## WHAT IS REQUIRED
Reproduce all records exactly.
#### ENTRIES PROVIDED
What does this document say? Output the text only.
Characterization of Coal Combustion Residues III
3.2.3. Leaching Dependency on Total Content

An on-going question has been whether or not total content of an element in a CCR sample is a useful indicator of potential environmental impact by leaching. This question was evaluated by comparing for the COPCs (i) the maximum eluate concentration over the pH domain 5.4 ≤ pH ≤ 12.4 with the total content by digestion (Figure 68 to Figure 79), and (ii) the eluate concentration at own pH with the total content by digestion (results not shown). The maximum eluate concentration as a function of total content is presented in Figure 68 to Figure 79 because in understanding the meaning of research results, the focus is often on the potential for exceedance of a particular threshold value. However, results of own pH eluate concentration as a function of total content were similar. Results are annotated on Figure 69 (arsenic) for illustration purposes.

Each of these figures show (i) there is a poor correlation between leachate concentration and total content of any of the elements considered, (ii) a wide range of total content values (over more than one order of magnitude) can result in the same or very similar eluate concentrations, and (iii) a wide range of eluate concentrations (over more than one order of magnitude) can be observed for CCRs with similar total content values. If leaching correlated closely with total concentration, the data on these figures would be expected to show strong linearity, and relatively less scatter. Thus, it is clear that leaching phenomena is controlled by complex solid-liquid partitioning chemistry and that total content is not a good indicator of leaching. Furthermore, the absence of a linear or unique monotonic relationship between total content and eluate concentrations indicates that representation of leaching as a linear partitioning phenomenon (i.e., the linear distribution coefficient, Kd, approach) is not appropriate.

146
########
## COMPLETE OUTPUT
What does this document say? Output the text only.
Characterization of Coal Combustion Residues III
3.2.3. Leaching Dependency on Total Content

An on-going question has been whether or not total content of an element in a CCR sample is a useful indicator of potential environmental impact by leaching. This question was evaluated by comparing for the COPCs (i) the maximum eluate concentration over the pH domain 5.4 ≤ pH ≤ 12.4 with the total content by digestion (Figure 68 to Figure 79), and (ii) the eluate concentration at own pH with the total content by digestion (results not shown). The maximum eluate concentration as a function of total content is presented in Figure 68 to Figure 79 because in understanding the meaning of research results, the focus is often on the potential for exceedance of a particular threshold value. However, results of own pH eluate concentration as a function of total content were similar. Results are annotated on Figure 69 (arsenic) for illustration purposes.

Each of these figures show (i) there is a poor correlation between leachate concentration and total content of any of the elements considered, (ii) a wide range of total content values (over more than one order of magnitude) can result in the same or very similar eluate concentrations, and (iii) a wide range of eluate concentrations (over more than one order of magnitude) can be observed for CCRs with similar total content values. If leaching correlated closely with total concentration, the data on these figures would be expected to show strong linearity, and relatively less scatter. Thus, it is clear that leaching phenomena is controlled by complex solid-liquid partitioning chemistry and that total content is not a good indicator of leaching. Furthermore, the absence of a linear or unique monotonic relationship between total content and eluate concentrations indicates that representation of leaching as a linear partitioning phenomenon (i.e., the linear distribution coefficient, Kd, approach) is not appropriate.

146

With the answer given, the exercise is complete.